Material for this task>
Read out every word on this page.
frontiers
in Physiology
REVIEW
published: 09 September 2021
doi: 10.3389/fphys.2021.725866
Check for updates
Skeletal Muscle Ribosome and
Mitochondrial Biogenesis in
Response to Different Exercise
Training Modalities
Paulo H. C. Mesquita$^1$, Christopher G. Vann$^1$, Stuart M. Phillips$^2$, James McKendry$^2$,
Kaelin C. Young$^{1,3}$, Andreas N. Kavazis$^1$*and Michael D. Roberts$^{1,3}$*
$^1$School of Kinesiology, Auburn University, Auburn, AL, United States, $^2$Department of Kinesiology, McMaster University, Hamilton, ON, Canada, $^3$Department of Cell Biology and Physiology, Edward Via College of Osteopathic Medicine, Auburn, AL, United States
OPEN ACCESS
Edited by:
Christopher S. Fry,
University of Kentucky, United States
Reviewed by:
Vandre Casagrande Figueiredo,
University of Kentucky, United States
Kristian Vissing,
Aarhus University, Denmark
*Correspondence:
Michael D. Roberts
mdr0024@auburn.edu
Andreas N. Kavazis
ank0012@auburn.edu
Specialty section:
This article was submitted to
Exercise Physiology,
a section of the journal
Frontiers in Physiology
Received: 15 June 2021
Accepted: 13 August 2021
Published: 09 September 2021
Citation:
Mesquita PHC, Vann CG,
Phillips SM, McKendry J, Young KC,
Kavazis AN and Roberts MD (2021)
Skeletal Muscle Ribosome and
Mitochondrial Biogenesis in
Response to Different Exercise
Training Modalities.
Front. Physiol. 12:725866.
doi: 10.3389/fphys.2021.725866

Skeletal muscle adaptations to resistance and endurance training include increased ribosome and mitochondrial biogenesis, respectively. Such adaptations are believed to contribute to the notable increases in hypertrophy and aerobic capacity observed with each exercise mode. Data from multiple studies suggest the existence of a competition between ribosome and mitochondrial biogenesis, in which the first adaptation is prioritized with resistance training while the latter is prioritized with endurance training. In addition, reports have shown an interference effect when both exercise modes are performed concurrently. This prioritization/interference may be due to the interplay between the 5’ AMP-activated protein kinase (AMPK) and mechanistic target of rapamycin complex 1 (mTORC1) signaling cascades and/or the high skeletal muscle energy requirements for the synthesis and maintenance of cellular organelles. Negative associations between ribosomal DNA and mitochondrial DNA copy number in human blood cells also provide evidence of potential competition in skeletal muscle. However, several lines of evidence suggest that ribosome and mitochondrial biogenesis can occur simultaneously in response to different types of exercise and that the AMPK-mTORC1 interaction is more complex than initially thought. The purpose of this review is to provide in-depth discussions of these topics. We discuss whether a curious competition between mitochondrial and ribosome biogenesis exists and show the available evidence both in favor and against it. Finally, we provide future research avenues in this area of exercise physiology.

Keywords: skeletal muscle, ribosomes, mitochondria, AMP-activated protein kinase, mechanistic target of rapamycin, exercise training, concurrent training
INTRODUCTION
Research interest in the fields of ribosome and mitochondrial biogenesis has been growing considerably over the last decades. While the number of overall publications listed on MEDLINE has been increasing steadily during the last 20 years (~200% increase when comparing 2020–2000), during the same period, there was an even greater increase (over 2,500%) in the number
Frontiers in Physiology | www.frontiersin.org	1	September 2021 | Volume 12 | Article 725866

==

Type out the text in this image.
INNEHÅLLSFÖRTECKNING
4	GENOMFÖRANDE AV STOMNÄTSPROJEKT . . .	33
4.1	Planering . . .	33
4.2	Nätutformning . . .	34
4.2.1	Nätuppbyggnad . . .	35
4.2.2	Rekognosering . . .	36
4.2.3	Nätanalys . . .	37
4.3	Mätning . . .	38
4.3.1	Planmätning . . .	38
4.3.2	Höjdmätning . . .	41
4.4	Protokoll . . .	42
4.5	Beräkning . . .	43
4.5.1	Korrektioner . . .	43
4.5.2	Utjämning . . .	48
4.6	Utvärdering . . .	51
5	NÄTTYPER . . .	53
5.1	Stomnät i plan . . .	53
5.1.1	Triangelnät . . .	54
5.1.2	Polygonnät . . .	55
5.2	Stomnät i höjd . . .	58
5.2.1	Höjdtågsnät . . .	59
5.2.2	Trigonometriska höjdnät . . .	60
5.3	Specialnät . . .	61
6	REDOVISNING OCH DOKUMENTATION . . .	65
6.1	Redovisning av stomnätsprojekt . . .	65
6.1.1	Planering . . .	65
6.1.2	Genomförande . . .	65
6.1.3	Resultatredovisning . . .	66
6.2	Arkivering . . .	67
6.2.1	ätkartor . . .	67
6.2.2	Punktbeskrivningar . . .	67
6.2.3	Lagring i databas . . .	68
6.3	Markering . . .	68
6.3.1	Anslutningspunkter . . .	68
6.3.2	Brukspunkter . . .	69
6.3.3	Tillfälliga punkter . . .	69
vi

Goal of the exercise>
Whenever a line of the records holds the string "Vann", pick it out and copy it.

Output of the task>
Paulo H. C. Mesquita$^1$, Christopher G. Vann$^1$, Stuart M. Phillips$^2$, James McKendry$^2$,
Mesquita PHC, Vann CG,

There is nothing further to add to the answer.